Records supplied >>
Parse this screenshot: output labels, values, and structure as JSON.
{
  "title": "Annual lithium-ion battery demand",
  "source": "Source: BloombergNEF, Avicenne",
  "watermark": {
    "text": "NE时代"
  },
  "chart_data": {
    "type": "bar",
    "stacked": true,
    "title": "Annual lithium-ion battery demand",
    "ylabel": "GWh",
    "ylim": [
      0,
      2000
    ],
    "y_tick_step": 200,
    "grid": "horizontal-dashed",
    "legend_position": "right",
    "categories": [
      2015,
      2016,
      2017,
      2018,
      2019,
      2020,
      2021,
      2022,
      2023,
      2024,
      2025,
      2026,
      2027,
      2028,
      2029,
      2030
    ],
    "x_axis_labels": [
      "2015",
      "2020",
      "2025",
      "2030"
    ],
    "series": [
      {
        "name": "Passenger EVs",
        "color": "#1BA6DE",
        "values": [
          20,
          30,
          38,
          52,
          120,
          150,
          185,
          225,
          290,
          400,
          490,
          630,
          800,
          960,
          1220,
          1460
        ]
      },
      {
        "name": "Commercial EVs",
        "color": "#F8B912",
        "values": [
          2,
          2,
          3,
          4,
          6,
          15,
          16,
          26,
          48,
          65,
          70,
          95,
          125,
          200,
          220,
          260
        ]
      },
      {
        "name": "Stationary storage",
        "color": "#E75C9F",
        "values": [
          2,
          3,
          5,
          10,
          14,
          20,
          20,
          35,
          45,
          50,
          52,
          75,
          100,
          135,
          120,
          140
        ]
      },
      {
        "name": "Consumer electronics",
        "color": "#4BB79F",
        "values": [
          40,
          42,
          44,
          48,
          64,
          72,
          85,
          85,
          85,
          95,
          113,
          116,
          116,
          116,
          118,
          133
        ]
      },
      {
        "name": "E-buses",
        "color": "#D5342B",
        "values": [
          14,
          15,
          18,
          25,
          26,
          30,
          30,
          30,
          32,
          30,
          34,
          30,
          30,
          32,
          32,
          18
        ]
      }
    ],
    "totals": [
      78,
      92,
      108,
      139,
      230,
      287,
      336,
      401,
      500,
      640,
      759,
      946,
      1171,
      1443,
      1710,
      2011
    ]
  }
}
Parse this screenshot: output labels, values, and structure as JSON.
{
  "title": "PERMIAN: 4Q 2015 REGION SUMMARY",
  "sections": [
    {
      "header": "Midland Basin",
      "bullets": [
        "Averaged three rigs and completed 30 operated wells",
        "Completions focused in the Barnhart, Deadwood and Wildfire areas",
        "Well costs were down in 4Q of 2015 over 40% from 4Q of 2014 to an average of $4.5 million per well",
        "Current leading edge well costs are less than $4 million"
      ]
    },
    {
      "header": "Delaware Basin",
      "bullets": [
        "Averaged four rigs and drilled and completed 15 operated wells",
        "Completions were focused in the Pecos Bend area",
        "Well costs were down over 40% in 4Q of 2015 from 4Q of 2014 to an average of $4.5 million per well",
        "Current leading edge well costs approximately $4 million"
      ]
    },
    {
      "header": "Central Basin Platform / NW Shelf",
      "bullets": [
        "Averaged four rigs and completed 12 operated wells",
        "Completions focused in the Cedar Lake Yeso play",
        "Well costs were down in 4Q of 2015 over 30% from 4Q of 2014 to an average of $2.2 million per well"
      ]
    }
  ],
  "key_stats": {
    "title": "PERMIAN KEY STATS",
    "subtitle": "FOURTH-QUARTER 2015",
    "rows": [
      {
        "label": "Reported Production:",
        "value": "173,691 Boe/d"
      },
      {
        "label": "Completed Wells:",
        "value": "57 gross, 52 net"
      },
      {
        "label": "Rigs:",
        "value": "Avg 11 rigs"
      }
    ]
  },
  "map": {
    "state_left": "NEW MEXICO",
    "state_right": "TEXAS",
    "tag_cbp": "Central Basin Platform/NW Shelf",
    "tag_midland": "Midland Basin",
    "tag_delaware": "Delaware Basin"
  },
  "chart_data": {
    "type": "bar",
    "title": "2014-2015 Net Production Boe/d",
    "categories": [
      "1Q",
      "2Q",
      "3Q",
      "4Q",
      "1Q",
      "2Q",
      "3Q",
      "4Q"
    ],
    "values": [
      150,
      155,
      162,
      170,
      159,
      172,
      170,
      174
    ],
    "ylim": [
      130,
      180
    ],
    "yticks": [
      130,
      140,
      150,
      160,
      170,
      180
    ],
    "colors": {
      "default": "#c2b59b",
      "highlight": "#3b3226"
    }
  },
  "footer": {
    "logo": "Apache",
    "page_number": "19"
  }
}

What needs to be done >>
Type out all of the material again, word for word.

Output for this exercise >>
Parse this screenshot: output labels, values, and structure as JSON.
{
  "title": "Annual lithium-ion battery demand",
  "source": "Source: BloombergNEF, Avicenne",
  "watermark": {
    "text": "NE时代"
  },
  "chart_data": {
    "type": "bar",
    "stacked": true,
    "title": "Annual lithium-ion battery demand",
    "ylabel": "GWh",
    "ylim": [
      0,
      2000
    ],
    "y_tick_step": 200,
    "grid": "horizontal-dashed",
    "legend_position": "right",
    "categories": [
      2015,
      2016,
      2017,
      2018,
      2019,
      2020,
      2021,
      2022,
      2023,
      2024,
      2025,
      2026,
      2027,
      2028,
      2029,
      2030
    ],
    "x_axis_labels": [
      "2015",
      "2020",
      "2025",
      "2030"
    ],
    "series": [
      {
        "name": "Passenger EVs",
        "color": "#1BA6DE",
        "values": [
          20,
          30,
          38,
          52,
          120,
          150,
          185,
          225,
          290,
          400,
          490,
          630,
          800,
          960,
          1220,
          1460
        ]
      },
      {
        "name": "Commercial EVs",
        "color": "#F8B912",
        "values": [
          2,
          2,
          3,
          4,
          6,
          15,
          16,
          26,
          48,
          65,
          70,
          95,
          125,
          200,
          220,
          260
        ]
      },
      {
        "name": "Stationary storage",
        "color": "#E75C9F",
        "values": [
          2,
          3,
          5,
          10,
          14,
          20,
          20,
          35,
          45,
          50,
          52,
          75,
          100,
          135,
          120,
          140
        ]
      },
      {
        "name": "Consumer electronics",
        "color": "#4BB79F",
        "values": [
          40,
          42,
          44,
          48,
          64,
          72,
          85,
          85,
          85,
          95,
          113,
          116,
          116,
          116,
          118,
          133
        ]
      },
      {
        "name": "E-buses",
        "color": "#D5342B",
        "values": [
          14,
          15,
          18,
          25,
          26,
          30,
          30,
          30,
          32,
          30,
          34,
          30,
          30,
          32,
          32,
          18
        ]
      }
    ],
    "totals": [
      78,
      92,
      108,
      139,
      230,
      287,
      336,
      401,
      500,
      640,
      759,
      946,
      1171,
      1443,
      1710,
      2011
    ]
  }
}
Parse this screenshot: output labels, values, and structure as JSON.
{
  "title": "PERMIAN: 4Q 2015 REGION SUMMARY",
  "sections": [
    {
      "header": "Midland Basin",
      "bullets": [
        "Averaged three rigs and completed 30 operated wells",
        "Completions focused in the Barnhart, Deadwood and Wildfire areas",
        "Well costs were down in 4Q of 2015 over 40% from 4Q of 2014 to an average of $4.5 million per well",
        "Current leading edge well costs are less than $4 million"
      ]
    },
    {
      "header": "Delaware Basin",
      "bullets": [
        "Averaged four rigs and drilled and completed 15 operated wells",
        "Completions were focused in the Pecos Bend area",
        "Well costs were down over 40% in 4Q of 2015 from 4Q of 2014 to an average of $4.5 million per well",
        "Current leading edge well costs approximately $4 million"
      ]
    },
    {
      "header": "Central Basin Platform / NW Shelf",
      "bullets": [
        "Averaged four rigs and completed 12 operated wells",
        "Completions focused in the Cedar Lake Yeso play",
        "Well costs were down in 4Q of 2015 over 30% from 4Q of 2014 to an average of $2.2 million per well"
      ]
    }
  ],
  "key_stats": {
    "title": "PERMIAN KEY STATS",
    "subtitle": "FOURTH-QUARTER 2015",
    "rows": [
      {
        "label": "Reported Production:",
        "value": "173,691 Boe/d"
      },
      {
        "label": "Completed Wells:",
        "value": "57 gross, 52 net"
      },
      {
        "label": "Rigs:",
        "value": "Avg 11 rigs"
      }
    ]
  },
  "map": {
    "state_left": "NEW MEXICO",
    "state_right": "TEXAS",
    "tag_cbp": "Central Basin Platform/NW Shelf",
    "tag_midland": "Midland Basin",
    "tag_delaware": "Delaware Basin"
  },
  "chart_data": {
    "type": "bar",
    "title": "2014-2015 Net Production Boe/d",
    "categories": [
      "1Q",
      "2Q",
      "3Q",
      "4Q",
      "1Q",
      "2Q",
      "3Q",
      "4Q"
    ],
    "values": [
      150,
      155,
      162,
      170,
      159,
      172,
      170,
      174
    ],
    "ylim": [
      130,
      180
    ],
    "yticks": [
      130,
      140,
      150,
      160,
      170,
      180
    ],
    "colors": {
      "default": "#c2b59b",
      "highlight": "#3b3226"
    }
  },
  "footer": {
    "logo": "Apache",
    "page_number": "19"
  }
}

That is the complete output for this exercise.